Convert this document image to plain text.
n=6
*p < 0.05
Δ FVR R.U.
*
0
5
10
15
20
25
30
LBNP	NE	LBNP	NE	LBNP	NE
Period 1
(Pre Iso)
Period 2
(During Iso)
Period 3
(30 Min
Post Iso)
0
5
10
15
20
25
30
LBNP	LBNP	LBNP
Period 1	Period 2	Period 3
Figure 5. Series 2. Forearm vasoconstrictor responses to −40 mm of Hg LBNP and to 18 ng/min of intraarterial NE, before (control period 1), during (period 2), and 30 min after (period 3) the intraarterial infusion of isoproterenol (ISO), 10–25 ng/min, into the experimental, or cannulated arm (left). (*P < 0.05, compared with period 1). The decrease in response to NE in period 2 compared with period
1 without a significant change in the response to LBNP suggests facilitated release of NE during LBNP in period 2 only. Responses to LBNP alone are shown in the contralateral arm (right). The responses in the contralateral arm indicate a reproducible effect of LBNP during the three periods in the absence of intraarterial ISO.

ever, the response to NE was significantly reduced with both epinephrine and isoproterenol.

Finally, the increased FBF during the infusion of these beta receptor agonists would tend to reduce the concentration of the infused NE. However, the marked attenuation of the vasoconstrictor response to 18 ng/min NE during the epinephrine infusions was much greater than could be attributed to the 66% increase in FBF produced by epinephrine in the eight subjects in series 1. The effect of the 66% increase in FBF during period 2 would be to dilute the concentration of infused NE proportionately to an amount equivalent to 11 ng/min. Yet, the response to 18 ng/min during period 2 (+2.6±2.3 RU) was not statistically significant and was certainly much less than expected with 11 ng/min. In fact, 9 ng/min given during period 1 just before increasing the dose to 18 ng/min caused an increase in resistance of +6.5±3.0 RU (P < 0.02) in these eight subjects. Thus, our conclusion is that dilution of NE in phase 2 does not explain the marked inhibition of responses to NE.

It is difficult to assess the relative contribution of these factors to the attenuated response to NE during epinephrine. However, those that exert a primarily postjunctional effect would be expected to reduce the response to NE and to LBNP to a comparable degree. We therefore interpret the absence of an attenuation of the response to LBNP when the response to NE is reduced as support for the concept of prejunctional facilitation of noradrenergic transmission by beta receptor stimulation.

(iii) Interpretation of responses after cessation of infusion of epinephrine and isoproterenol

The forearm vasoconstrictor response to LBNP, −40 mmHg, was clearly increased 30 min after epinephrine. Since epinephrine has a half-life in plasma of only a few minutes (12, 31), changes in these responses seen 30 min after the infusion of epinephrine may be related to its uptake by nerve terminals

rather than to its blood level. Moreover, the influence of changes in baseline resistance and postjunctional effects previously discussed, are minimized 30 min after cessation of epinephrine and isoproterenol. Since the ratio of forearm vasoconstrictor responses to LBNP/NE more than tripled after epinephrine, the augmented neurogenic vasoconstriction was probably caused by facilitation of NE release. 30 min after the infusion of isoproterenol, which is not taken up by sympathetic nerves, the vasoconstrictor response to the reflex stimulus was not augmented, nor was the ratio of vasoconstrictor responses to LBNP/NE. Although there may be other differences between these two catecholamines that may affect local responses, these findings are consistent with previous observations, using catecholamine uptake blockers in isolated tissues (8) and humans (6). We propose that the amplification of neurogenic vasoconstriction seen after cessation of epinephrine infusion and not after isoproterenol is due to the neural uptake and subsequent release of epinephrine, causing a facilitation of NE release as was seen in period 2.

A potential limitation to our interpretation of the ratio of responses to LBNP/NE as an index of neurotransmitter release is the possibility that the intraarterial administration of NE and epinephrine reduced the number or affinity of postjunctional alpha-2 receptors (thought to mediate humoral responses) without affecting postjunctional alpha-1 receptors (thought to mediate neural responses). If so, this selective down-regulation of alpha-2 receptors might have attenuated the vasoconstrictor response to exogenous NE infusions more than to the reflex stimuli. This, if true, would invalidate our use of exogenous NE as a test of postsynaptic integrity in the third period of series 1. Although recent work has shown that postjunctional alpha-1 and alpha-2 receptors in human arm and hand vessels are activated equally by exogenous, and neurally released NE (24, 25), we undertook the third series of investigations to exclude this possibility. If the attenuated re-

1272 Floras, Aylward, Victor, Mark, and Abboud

----------------------------------------

## What to work on
Copy all data exactly, start to finish.

## Correct response
Convert this document image to plain text.
n=6
*p < 0.05
Δ FVR R.U.
*
0
5
10
15
20
25
30
LBNP	NE	LBNP	NE	LBNP	NE
Period 1
(Pre Iso)
Period 2
(During Iso)
Period 3
(30 Min
Post Iso)
0
5
10
15
20
25
30
LBNP	LBNP	LBNP
Period 1	Period 2	Period 3
Figure 5. Series 2. Forearm vasoconstrictor responses to −40 mm of Hg LBNP and to 18 ng/min of intraarterial NE, before (control period 1), during (period 2), and 30 min after (period 3) the intraarterial infusion of isoproterenol (ISO), 10–25 ng/min, into the experimental, or cannulated arm (left). (*P < 0.05, compared with period 1). The decrease in response to NE in period 2 compared with period
1 without a significant change in the response to LBNP suggests facilitated release of NE during LBNP in period 2 only. Responses to LBNP alone are shown in the contralateral arm (right). The responses in the contralateral arm indicate a reproducible effect of LBNP during the three periods in the absence of intraarterial ISO.

ever, the response to NE was significantly reduced with both epinephrine and isoproterenol.

Finally, the increased FBF during the infusion of these beta receptor agonists would tend to reduce the concentration of the infused NE. However, the marked attenuation of the vasoconstrictor response to 18 ng/min NE during the epinephrine infusions was much greater than could be attributed to the 66% increase in FBF produced by epinephrine in the eight subjects in series 1. The effect of the 66% increase in FBF during period 2 would be to dilute the concentration of infused NE proportionately to an amount equivalent to 11 ng/min. Yet, the response to 18 ng/min during period 2 (+2.6±2.3 RU) was not statistically significant and was certainly much less than expected with 11 ng/min. In fact, 9 ng/min given during period 1 just before increasing the dose to 18 ng/min caused an increase in resistance of +6.5±3.0 RU (P < 0.02) in these eight subjects. Thus, our conclusion is that dilution of NE in phase 2 does not explain the marked inhibition of responses to NE.

It is difficult to assess the relative contribution of these factors to the attenuated response to NE during epinephrine. However, those that exert a primarily postjunctional effect would be expected to reduce the response to NE and to LBNP to a comparable degree. We therefore interpret the absence of an attenuation of the response to LBNP when the response to NE is reduced as support for the concept of prejunctional facilitation of noradrenergic transmission by beta receptor stimulation.

(iii) Interpretation of responses after cessation of infusion of epinephrine and isoproterenol

The forearm vasoconstrictor response to LBNP, −40 mmHg, was clearly increased 30 min after epinephrine. Since epinephrine has a half-life in plasma of only a few minutes (12, 31), changes in these responses seen 30 min after the infusion of epinephrine may be related to its uptake by nerve terminals

rather than to its blood level. Moreover, the influence of changes in baseline resistance and postjunctional effects previously discussed, are minimized 30 min after cessation of epinephrine and isoproterenol. Since the ratio of forearm vasoconstrictor responses to LBNP/NE more than tripled after epinephrine, the augmented neurogenic vasoconstriction was probably caused by facilitation of NE release. 30 min after the infusion of isoproterenol, which is not taken up by sympathetic nerves, the vasoconstrictor response to the reflex stimulus was not augmented, nor was the ratio of vasoconstrictor responses to LBNP/NE. Although there may be other differences between these two catecholamines that may affect local responses, these findings are consistent with previous observations, using catecholamine uptake blockers in isolated tissues (8) and humans (6). We propose that the amplification of neurogenic vasoconstriction seen after cessation of epinephrine infusion and not after isoproterenol is due to the neural uptake and subsequent release of epinephrine, causing a facilitation of NE release as was seen in period 2.

A potential limitation to our interpretation of the ratio of responses to LBNP/NE as an index of neurotransmitter release is the possibility that the intraarterial administration of NE and epinephrine reduced the number or affinity of postjunctional alpha-2 receptors (thought to mediate humoral responses) without affecting postjunctional alpha-1 receptors (thought to mediate neural responses). If so, this selective down-regulation of alpha-2 receptors might have attenuated the vasoconstrictor response to exogenous NE infusions more than to the reflex stimuli. This, if true, would invalidate our use of exogenous NE as a test of postsynaptic integrity in the third period of series 1. Although recent work has shown that postjunctional alpha-1 and alpha-2 receptors in human arm and hand vessels are activated equally by exogenous, and neurally released NE (24, 25), we undertook the third series of investigations to exclude this possibility. If the attenuated re-

1272 Floras, Aylward, Victor, Mark, and Abboud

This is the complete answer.